··· Excerpted data

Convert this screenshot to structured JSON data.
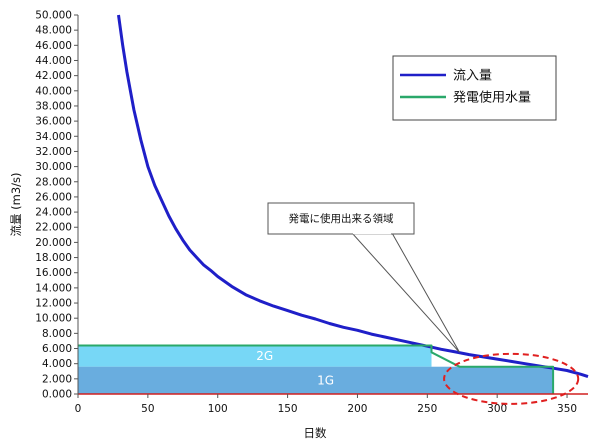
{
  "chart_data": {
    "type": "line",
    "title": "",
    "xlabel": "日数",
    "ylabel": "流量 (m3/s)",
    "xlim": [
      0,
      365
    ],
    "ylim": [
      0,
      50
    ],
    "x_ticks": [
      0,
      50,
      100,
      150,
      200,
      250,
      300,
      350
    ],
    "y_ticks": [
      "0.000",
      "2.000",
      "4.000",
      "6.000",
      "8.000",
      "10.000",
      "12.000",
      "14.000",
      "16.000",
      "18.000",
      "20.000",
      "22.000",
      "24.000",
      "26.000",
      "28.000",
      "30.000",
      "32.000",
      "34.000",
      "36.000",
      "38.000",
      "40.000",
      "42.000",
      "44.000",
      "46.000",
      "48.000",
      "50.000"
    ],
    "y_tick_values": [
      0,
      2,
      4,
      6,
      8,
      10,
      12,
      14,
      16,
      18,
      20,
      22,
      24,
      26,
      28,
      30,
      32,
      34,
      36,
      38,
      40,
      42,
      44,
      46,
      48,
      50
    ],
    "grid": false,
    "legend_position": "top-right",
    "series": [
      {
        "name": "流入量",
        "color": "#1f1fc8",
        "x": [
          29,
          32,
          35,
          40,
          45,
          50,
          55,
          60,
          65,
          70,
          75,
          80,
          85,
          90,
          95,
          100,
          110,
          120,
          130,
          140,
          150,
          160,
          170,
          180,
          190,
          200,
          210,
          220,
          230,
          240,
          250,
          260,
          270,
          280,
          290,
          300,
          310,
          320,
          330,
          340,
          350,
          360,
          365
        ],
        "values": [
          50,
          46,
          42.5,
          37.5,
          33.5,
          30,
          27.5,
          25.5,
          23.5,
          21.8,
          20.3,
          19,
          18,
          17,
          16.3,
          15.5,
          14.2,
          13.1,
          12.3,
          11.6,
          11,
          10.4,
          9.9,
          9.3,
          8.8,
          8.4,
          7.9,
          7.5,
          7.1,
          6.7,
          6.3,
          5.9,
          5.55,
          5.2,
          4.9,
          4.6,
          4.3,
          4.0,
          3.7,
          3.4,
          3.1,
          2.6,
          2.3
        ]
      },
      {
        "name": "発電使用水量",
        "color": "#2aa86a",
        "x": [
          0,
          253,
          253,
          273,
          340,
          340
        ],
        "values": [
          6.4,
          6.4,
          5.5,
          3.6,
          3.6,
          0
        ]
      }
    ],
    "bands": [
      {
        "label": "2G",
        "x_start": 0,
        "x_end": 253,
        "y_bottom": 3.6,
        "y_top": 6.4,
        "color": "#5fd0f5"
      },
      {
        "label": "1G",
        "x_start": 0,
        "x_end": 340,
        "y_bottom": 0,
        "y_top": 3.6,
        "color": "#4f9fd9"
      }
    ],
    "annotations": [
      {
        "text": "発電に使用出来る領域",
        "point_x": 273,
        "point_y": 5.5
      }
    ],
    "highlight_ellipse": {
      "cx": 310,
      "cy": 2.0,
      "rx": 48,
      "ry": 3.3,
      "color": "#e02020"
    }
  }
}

······
··· Excerpted data

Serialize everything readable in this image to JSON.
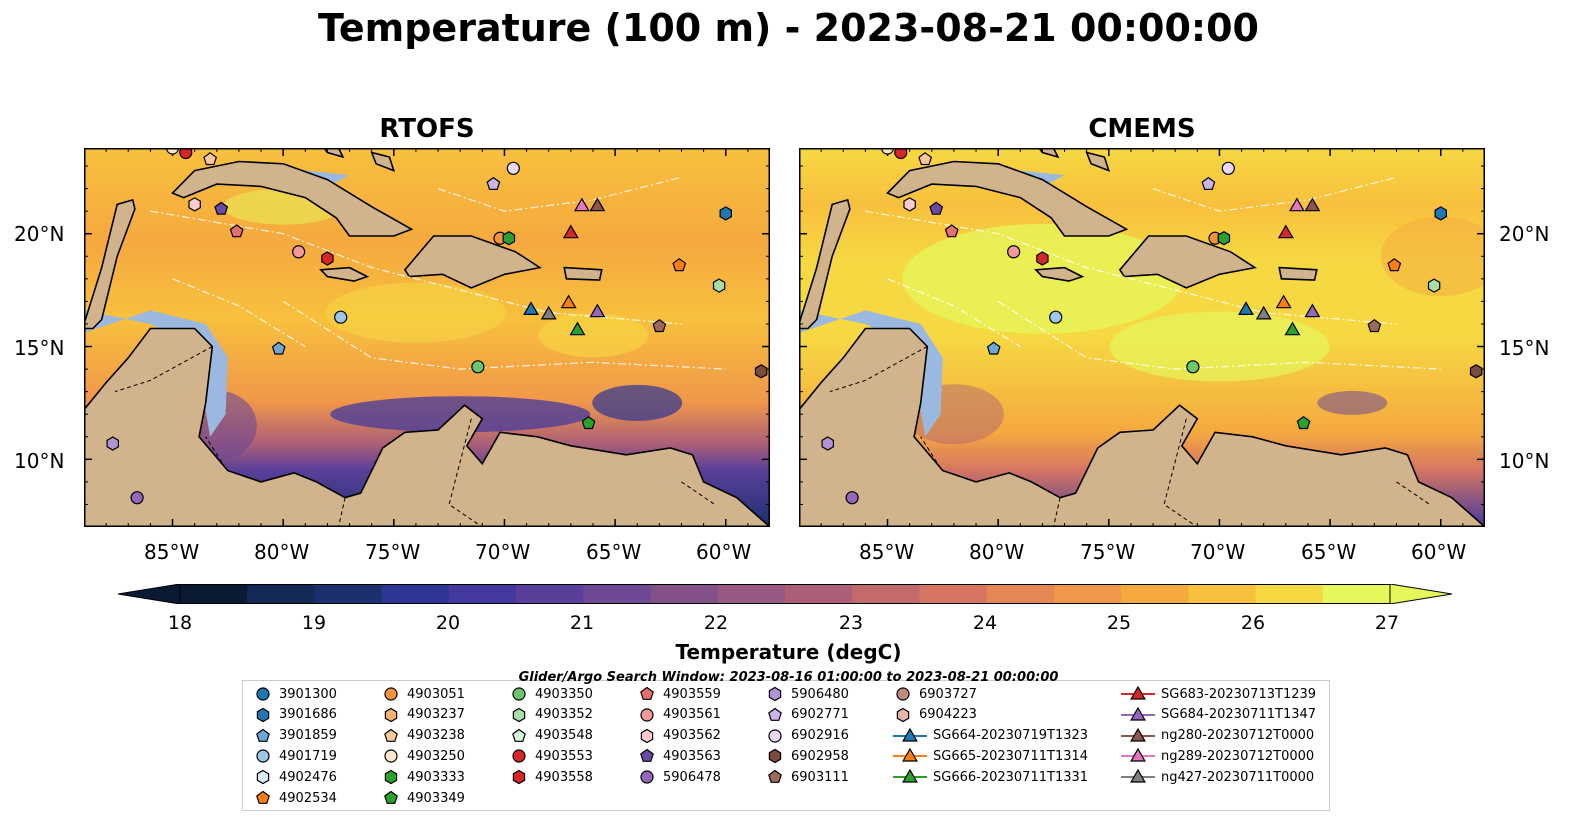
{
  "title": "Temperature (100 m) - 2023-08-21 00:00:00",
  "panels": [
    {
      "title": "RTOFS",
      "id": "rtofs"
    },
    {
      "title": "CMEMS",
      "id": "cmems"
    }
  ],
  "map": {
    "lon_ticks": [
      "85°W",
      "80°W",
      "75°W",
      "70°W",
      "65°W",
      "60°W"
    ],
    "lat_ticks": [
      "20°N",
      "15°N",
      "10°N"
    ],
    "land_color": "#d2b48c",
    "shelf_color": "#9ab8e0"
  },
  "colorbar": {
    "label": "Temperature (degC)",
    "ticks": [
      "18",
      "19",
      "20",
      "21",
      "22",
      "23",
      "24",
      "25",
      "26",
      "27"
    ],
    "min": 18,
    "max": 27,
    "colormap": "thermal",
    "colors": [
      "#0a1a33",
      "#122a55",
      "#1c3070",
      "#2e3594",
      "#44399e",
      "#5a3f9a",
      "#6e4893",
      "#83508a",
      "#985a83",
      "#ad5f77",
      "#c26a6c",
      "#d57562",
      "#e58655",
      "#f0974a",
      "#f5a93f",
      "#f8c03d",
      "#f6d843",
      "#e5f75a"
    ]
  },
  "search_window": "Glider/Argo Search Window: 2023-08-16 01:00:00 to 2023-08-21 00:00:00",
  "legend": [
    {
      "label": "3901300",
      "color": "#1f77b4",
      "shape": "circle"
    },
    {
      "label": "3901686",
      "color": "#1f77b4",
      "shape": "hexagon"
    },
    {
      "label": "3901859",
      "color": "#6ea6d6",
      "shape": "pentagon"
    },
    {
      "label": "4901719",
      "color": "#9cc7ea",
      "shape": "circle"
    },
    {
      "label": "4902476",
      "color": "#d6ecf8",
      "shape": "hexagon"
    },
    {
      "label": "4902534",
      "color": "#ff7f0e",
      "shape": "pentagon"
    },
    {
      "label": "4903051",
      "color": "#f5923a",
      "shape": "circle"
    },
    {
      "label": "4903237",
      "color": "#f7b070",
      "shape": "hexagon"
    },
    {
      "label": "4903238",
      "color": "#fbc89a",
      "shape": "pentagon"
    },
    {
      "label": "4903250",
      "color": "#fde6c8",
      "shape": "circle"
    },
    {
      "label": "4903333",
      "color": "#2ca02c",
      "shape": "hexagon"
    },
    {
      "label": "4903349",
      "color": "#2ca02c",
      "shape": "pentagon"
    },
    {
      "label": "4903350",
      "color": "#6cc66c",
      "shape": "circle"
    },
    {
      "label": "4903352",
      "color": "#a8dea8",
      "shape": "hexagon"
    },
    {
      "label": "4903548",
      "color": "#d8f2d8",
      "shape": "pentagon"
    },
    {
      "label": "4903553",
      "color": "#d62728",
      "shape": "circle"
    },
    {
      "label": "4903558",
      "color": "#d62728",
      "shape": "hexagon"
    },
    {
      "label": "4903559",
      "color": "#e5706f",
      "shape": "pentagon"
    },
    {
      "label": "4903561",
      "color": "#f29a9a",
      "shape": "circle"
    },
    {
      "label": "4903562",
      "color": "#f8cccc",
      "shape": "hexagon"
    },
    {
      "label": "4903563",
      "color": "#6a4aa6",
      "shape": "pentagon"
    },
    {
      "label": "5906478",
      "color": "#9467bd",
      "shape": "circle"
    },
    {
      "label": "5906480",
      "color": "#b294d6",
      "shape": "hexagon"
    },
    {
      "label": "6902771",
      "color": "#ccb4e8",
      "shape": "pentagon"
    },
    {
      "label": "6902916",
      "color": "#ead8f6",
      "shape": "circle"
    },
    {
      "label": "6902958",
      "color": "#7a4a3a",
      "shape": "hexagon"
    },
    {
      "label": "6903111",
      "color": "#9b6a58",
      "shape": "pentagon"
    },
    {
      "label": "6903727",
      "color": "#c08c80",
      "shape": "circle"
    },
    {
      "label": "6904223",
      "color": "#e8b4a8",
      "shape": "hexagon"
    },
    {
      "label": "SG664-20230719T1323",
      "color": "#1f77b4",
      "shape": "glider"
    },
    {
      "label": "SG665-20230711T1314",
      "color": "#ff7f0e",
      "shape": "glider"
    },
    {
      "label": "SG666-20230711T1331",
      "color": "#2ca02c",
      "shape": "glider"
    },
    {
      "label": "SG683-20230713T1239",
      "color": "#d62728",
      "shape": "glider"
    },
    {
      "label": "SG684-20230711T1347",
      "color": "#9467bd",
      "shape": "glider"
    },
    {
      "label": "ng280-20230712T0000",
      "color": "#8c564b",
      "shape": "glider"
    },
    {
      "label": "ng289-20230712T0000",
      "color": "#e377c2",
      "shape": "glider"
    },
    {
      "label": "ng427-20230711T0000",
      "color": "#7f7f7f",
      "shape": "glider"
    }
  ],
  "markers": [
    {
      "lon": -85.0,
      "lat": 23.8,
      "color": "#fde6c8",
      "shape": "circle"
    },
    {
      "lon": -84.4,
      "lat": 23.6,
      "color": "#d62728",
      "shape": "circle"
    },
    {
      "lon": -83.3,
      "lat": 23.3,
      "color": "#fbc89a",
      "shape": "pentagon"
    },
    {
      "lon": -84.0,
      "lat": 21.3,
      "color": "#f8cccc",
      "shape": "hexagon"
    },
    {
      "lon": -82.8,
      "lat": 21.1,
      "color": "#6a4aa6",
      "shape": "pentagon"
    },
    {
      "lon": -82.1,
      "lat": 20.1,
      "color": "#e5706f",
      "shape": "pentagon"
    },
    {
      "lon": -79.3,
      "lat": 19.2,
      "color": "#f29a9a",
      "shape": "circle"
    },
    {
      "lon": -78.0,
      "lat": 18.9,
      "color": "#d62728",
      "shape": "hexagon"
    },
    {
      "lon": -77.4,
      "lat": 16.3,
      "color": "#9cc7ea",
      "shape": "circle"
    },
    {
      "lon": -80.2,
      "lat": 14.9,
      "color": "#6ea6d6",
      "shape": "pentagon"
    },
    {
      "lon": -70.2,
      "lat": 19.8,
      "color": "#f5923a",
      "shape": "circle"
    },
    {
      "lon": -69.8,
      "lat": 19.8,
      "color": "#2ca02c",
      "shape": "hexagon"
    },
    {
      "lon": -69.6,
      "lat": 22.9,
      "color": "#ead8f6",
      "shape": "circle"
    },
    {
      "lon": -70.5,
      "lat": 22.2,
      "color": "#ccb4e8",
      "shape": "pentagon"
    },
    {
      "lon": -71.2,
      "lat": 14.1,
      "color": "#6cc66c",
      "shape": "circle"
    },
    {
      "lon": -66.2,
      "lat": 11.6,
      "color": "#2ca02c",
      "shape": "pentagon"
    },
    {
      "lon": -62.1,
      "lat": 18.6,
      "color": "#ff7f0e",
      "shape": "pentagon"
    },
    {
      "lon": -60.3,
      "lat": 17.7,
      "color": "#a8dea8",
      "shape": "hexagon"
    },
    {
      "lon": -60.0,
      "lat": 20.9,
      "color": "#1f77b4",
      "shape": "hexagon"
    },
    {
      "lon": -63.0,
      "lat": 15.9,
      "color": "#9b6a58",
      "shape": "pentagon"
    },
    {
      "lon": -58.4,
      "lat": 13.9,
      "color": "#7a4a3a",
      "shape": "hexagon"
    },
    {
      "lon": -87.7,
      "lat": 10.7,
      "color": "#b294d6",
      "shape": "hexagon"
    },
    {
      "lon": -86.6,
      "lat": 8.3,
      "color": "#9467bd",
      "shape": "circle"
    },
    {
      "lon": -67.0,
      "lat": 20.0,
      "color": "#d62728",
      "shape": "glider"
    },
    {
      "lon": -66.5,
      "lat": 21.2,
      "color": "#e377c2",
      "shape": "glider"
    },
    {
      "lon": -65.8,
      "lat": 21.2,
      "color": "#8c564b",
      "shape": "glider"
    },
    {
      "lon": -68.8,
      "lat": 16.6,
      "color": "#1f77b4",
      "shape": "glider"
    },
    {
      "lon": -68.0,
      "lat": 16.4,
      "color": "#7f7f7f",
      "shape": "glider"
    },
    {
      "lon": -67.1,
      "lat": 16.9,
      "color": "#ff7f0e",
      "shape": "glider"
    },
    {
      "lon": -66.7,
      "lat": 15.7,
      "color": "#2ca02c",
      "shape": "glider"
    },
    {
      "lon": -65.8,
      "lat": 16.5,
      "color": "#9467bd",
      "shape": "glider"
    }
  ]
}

······

How many lines of these entries contain "title"? Answer with the number and nothing else.

Task solution: 4